▸ Task: Below is a block of records; repeat each one exactly.

——

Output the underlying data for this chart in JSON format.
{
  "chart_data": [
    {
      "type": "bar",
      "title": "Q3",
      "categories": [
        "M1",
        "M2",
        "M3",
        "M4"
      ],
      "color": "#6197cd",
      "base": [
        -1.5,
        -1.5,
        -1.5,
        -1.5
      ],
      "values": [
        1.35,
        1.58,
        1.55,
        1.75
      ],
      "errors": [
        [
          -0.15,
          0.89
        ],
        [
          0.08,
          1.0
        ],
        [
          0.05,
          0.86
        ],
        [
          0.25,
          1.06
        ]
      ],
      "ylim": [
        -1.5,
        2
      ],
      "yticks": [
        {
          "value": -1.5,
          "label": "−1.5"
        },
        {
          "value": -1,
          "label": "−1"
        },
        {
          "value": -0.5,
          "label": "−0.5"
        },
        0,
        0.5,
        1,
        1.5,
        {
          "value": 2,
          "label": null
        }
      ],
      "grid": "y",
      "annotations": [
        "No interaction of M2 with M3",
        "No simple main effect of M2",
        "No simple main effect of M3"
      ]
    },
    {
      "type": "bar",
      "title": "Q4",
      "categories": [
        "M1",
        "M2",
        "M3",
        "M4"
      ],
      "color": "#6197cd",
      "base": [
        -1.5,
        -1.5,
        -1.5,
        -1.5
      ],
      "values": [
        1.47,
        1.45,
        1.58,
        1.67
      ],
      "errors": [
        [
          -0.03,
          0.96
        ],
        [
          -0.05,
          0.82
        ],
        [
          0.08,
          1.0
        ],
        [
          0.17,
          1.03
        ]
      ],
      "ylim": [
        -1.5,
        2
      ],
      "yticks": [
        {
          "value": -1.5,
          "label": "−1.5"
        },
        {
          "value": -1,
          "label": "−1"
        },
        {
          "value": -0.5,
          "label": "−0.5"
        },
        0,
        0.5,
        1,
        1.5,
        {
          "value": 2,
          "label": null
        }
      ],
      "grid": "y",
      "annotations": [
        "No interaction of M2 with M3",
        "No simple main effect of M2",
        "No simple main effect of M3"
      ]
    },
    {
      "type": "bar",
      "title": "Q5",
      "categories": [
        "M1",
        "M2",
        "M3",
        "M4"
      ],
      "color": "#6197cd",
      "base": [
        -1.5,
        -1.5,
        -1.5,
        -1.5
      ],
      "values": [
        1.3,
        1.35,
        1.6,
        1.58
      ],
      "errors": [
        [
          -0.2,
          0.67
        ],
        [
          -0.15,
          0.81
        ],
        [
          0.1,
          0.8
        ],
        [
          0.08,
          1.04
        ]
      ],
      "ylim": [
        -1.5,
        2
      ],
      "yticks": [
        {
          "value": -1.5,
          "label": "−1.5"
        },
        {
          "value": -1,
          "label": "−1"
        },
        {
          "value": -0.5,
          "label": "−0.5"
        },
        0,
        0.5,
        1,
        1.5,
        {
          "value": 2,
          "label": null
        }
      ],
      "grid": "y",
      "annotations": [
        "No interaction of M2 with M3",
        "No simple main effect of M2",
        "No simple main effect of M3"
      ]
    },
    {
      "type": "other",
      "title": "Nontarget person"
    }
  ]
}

——

▸ Answer to this exercise:
Output the underlying data for this chart in JSON format.
{
  "chart_data": [
    {
      "type": "bar",
      "title": "Q3",
      "categories": [
        "M1",
        "M2",
        "M3",
        "M4"
      ],
      "color": "#6197cd",
      "base": [
        -1.5,
        -1.5,
        -1.5,
        -1.5
      ],
      "values": [
        1.35,
        1.58,
        1.55,
        1.75
      ],
      "errors": [
        [
          -0.15,
          0.89
        ],
        [
          0.08,
          1.0
        ],
        [
          0.05,
          0.86
        ],
        [
          0.25,
          1.06
        ]
      ],
      "ylim": [
        -1.5,
        2
      ],
      "yticks": [
        {
          "value": -1.5,
          "label": "−1.5"
        },
        {
          "value": -1,
          "label": "−1"
        },
        {
          "value": -0.5,
          "label": "−0.5"
        },
        0,
        0.5,
        1,
        1.5,
        {
          "value": 2,
          "label": null
        }
      ],
      "grid": "y",
      "annotations": [
        "No interaction of M2 with M3",
        "No simple main effect of M2",
        "No simple main effect of M3"
      ]
    },
    {
      "type": "bar",
      "title": "Q4",
      "categories": [
        "M1",
        "M2",
        "M3",
        "M4"
      ],
      "color": "#6197cd",
      "base": [
        -1.5,
        -1.5,
        -1.5,
        -1.5
      ],
      "values": [
        1.47,
        1.45,
        1.58,
        1.67
      ],
      "errors": [
        [
          -0.03,
          0.96
        ],
        [
          -0.05,
          0.82
        ],
        [
          0.08,
          1.0
        ],
        [
          0.17,
          1.03
        ]
      ],
      "ylim": [
        -1.5,
        2
      ],
      "yticks": [
        {
          "value": -1.5,
          "label": "−1.5"
        },
        {
          "value": -1,
          "label": "−1"
        },
        {
          "value": -0.5,
          "label": "−0.5"
        },
        0,
        0.5,
        1,
        1.5,
        {
          "value": 2,
          "label": null
        }
      ],
      "grid": "y",
      "annotations": [
        "No interaction of M2 with M3",
        "No simple main effect of M2",
        "No simple main effect of M3"
      ]
    },
    {
      "type": "bar",
      "title": "Q5",
      "categories": [
        "M1",
        "M2",
        "M3",
        "M4"
      ],
      "color": "#6197cd",
      "base": [
        -1.5,
        -1.5,
        -1.5,
        -1.5
      ],
      "values": [
        1.3,
        1.35,
        1.6,
        1.58
      ],
      "errors": [
        [
          -0.2,
          0.67
        ],
        [
          -0.15,
          0.81
        ],
        [
          0.1,
          0.8
        ],
        [
          0.08,
          1.04
        ]
      ],
      "ylim": [
        -1.5,
        2
      ],
      "yticks": [
        {
          "value": -1.5,
          "label": "−1.5"
        },
        {
          "value": -1,
          "label": "−1"
        },
        {
          "value": -0.5,
          "label": "−0.5"
        },
        0,
        0.5,
        1,
        1.5,
        {
          "value": 2,
          "label": null
        }
      ],
      "grid": "y",
      "annotations": [
        "No interaction of M2 with M3",
        "No simple main effect of M2",
        "No simple main effect of M3"
      ]
    },
    {
      "type": "other",
      "title": "Nontarget person"
    }
  ]
}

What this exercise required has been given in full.